DO THIS: Filter the entries and keep only the lines where the string "type" appears.

◇ ◇ ◇ ◇

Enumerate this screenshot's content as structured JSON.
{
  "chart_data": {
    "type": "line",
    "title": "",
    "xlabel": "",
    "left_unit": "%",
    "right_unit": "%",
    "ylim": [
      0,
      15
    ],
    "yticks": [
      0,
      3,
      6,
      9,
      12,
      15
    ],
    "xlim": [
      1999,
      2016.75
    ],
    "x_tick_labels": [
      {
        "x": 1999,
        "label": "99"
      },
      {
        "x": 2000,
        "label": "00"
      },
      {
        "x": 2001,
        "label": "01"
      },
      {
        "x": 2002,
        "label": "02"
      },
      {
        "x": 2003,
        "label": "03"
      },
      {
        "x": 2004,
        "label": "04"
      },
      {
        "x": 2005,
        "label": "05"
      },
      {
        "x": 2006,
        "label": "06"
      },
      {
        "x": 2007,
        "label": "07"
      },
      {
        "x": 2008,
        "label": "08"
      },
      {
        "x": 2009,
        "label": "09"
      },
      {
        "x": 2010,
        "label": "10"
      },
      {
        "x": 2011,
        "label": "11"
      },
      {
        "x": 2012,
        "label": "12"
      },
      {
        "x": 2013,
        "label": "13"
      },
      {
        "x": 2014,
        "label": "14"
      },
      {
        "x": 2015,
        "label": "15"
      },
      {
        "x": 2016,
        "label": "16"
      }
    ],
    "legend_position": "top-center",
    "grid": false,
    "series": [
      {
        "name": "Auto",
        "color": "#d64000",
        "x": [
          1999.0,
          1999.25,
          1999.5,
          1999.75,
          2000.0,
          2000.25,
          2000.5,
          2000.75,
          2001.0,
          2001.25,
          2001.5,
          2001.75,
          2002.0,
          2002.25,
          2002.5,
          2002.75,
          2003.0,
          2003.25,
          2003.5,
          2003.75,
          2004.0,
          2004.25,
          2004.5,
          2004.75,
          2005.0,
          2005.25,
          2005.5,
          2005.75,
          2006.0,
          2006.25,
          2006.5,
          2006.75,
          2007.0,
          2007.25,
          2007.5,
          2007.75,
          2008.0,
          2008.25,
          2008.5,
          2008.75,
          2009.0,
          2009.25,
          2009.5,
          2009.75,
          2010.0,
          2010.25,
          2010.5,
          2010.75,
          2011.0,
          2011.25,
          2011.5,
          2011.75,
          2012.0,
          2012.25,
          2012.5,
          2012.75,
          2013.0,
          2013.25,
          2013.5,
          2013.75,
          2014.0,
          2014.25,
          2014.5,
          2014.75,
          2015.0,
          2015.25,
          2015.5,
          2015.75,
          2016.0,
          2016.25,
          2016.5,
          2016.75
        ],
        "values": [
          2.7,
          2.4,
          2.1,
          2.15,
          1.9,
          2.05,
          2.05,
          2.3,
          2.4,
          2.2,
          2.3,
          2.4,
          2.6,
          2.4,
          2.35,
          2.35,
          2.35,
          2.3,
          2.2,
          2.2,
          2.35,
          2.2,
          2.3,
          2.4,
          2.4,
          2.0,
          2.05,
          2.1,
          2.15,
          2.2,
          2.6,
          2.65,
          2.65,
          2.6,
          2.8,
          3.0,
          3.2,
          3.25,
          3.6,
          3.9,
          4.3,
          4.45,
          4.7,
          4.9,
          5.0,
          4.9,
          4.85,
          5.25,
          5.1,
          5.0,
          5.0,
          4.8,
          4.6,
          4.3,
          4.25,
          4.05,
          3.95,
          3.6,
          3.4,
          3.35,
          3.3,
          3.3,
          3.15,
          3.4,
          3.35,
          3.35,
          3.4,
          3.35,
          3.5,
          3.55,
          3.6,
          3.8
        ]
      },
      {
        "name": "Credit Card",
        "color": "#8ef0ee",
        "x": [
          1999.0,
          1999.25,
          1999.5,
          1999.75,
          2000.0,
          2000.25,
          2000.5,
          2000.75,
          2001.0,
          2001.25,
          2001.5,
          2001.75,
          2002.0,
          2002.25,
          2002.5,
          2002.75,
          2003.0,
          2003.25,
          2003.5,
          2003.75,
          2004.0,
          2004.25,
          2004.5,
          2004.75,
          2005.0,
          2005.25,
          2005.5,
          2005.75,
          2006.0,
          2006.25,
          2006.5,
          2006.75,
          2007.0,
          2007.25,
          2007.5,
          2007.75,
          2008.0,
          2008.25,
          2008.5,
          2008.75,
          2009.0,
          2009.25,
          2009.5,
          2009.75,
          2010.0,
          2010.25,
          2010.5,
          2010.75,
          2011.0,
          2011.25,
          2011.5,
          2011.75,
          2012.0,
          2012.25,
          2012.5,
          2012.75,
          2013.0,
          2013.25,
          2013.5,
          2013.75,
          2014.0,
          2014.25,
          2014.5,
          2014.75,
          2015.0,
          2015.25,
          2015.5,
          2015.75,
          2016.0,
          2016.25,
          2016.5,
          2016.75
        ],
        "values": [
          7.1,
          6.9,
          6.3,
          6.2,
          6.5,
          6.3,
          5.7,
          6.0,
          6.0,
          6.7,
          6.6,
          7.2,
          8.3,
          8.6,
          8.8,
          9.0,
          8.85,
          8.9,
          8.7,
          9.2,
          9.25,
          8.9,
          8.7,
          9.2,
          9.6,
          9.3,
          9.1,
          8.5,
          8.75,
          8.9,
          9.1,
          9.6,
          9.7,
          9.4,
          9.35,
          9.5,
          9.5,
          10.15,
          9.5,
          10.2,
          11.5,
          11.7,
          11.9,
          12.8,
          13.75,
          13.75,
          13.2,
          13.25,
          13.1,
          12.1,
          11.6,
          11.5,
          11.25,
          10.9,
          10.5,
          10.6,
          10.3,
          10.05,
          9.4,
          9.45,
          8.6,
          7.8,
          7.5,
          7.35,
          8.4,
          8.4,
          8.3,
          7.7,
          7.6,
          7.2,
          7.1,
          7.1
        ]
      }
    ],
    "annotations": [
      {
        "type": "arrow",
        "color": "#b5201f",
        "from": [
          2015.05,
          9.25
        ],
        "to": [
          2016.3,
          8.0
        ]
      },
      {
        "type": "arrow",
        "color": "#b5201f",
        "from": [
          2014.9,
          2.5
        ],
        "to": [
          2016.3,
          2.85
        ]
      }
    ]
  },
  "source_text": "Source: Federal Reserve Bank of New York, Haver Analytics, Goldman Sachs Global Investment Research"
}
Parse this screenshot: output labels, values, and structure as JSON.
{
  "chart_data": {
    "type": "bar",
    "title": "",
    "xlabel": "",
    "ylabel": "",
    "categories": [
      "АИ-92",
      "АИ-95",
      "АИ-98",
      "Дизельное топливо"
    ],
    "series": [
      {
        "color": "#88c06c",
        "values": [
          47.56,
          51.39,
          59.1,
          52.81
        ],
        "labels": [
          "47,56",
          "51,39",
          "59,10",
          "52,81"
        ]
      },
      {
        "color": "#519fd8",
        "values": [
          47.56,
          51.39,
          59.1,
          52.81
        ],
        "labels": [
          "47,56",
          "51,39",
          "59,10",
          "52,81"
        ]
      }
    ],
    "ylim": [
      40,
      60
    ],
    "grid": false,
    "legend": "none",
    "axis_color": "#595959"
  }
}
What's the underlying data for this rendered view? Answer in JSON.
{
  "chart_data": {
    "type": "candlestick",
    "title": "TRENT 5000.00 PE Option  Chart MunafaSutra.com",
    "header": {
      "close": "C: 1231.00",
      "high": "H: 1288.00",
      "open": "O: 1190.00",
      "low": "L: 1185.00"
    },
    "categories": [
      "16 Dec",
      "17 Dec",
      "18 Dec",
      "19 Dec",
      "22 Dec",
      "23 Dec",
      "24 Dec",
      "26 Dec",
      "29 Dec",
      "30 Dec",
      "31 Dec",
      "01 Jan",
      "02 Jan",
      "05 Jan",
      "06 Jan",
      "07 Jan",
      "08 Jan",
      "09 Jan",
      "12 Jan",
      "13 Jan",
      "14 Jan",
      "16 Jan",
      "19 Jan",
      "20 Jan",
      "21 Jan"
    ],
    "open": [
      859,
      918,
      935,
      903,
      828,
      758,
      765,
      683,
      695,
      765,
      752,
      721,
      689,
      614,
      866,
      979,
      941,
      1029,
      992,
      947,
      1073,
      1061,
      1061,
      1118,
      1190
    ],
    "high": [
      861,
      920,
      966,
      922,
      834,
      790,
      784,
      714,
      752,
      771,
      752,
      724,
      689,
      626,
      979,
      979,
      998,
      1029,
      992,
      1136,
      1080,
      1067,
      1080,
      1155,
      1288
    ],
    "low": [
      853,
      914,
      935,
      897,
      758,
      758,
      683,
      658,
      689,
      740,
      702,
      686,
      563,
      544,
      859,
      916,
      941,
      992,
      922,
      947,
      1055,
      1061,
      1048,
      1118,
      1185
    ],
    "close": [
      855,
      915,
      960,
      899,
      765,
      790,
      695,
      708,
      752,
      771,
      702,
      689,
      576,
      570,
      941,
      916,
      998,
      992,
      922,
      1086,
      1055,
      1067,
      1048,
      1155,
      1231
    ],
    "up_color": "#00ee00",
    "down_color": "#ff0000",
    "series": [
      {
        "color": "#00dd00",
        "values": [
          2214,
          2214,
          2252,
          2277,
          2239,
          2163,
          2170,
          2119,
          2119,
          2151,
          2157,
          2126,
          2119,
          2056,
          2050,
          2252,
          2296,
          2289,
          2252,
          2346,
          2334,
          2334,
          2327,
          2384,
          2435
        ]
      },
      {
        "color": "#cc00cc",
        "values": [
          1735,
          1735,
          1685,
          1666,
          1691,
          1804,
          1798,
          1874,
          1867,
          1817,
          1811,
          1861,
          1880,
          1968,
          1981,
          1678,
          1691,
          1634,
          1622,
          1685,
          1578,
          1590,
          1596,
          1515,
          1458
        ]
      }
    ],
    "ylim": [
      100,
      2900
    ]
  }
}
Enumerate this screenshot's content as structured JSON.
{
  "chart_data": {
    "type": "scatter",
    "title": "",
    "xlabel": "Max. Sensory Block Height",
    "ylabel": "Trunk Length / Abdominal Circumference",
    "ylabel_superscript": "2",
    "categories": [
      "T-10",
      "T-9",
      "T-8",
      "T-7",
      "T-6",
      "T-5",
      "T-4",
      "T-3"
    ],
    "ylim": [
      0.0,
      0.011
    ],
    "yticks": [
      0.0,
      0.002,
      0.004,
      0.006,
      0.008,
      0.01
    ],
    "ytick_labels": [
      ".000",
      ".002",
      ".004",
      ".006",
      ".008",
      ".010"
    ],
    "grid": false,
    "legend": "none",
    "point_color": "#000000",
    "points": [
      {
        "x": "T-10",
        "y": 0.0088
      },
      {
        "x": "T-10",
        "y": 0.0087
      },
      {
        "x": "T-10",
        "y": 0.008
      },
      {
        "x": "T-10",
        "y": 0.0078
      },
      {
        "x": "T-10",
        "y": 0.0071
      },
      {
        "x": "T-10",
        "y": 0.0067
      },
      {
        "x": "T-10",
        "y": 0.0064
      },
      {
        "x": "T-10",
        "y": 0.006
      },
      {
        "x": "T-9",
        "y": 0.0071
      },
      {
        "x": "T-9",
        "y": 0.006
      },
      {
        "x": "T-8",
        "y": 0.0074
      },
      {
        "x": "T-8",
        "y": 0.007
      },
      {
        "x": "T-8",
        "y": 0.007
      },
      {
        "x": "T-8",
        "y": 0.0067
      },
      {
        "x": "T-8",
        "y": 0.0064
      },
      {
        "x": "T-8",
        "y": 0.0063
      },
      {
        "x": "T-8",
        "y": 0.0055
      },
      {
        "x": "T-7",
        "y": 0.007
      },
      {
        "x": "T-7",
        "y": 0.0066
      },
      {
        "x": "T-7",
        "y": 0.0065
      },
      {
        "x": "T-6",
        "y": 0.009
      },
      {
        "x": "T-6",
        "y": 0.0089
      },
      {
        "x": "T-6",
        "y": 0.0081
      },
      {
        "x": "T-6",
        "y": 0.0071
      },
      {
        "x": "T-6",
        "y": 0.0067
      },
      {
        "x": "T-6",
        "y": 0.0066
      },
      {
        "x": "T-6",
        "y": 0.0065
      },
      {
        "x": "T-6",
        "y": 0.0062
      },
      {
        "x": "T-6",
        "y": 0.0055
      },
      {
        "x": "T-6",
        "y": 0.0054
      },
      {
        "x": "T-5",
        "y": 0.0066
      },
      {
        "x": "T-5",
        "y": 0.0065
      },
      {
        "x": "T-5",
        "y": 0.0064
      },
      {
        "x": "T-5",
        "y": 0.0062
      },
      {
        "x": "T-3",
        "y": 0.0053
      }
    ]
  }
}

◇ ◇ ◇ ◇

SOLUTION FOR THIS PROBLEM:
    "type": "line",
        "type": "arrow",
        "type": "arrow",
    "type": "bar",
    "type": "candlestick",
    "type": "scatter",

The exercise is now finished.